[Start of Supplied material]

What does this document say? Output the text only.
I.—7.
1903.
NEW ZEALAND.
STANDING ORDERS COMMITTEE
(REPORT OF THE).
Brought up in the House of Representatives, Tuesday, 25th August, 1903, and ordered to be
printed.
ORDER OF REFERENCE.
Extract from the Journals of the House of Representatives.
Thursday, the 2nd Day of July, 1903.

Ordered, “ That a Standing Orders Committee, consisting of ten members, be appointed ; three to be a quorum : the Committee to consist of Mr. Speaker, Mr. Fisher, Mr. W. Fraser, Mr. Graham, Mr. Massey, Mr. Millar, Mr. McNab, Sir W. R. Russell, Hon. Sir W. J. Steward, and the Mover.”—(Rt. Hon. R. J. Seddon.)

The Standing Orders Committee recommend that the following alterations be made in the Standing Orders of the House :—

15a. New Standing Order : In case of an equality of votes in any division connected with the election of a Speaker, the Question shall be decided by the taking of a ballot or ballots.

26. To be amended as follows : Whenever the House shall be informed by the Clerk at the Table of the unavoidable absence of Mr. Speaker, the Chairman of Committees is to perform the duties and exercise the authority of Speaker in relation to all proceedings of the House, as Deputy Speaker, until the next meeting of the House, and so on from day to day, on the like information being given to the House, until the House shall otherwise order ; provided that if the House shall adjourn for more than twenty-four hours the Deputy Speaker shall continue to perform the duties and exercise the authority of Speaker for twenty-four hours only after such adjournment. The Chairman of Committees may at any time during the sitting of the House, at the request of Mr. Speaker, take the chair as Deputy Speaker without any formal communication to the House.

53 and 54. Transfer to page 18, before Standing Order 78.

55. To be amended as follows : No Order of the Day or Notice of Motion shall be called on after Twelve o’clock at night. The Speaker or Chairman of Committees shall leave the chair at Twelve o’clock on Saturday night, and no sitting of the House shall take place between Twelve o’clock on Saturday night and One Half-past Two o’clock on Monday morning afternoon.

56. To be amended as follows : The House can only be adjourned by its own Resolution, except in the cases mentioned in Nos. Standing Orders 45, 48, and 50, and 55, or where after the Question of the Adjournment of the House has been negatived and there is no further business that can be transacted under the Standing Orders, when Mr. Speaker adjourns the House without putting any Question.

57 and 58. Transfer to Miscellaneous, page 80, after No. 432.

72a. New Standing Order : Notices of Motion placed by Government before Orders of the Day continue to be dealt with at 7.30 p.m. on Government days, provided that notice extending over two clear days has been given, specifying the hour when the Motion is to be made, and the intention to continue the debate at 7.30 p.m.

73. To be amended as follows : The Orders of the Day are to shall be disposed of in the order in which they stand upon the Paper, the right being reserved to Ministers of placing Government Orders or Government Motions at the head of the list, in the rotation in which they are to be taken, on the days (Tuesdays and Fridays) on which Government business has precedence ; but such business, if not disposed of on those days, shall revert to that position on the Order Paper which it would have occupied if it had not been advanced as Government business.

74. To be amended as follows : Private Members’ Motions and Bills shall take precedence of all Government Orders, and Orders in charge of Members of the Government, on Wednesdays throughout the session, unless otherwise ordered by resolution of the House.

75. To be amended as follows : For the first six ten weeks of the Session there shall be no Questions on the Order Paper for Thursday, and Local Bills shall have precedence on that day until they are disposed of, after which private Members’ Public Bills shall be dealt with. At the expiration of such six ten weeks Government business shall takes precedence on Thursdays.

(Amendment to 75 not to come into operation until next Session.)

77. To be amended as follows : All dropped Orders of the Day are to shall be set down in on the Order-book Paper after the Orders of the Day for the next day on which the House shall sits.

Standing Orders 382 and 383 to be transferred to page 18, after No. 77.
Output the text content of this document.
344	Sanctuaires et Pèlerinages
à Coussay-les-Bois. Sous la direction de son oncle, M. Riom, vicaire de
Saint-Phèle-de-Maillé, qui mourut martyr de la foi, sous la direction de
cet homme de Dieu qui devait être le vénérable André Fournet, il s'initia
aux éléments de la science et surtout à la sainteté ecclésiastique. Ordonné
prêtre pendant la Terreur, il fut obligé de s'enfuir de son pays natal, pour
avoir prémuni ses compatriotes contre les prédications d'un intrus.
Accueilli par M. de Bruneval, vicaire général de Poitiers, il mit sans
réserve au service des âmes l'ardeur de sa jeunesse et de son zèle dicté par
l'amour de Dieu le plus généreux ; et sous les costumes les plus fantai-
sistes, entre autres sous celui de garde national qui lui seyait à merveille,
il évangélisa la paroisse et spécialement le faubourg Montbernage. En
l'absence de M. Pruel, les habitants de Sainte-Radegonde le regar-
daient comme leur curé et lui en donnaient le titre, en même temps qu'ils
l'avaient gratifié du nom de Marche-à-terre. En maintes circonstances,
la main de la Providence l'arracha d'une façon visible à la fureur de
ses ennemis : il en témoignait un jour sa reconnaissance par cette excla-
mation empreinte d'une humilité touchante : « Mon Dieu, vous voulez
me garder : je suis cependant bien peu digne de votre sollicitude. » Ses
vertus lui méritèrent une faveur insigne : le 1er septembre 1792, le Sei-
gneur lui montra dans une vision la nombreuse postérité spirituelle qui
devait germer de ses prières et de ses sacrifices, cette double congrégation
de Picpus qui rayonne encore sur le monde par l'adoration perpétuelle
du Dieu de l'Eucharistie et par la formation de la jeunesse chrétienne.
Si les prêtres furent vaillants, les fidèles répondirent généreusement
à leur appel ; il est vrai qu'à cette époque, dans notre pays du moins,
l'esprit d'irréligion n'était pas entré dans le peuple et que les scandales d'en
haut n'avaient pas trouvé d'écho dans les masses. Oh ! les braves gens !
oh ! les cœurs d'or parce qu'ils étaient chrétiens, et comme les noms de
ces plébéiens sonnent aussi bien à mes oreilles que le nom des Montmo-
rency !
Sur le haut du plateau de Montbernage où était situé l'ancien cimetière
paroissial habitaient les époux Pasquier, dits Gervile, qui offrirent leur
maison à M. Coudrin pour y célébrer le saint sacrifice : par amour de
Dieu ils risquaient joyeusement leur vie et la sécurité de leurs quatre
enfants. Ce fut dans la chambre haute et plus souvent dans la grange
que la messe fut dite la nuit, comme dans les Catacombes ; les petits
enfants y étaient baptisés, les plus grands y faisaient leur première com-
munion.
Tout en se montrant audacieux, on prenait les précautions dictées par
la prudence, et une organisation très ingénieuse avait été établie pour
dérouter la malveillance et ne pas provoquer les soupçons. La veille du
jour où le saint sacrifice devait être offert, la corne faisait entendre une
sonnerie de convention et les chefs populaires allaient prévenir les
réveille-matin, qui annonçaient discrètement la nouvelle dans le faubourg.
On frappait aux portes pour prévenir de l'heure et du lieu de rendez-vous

[End of Supplied material]

What the exercise asks:
Copy out all lines from the material above that contain the string "vous".

Exercise response:
mation empreinte d'une humilité touchante : « Mon Dieu, vous voulez
On frappait aux portes pour prévenir de l'heure et du lieu de rendez-vous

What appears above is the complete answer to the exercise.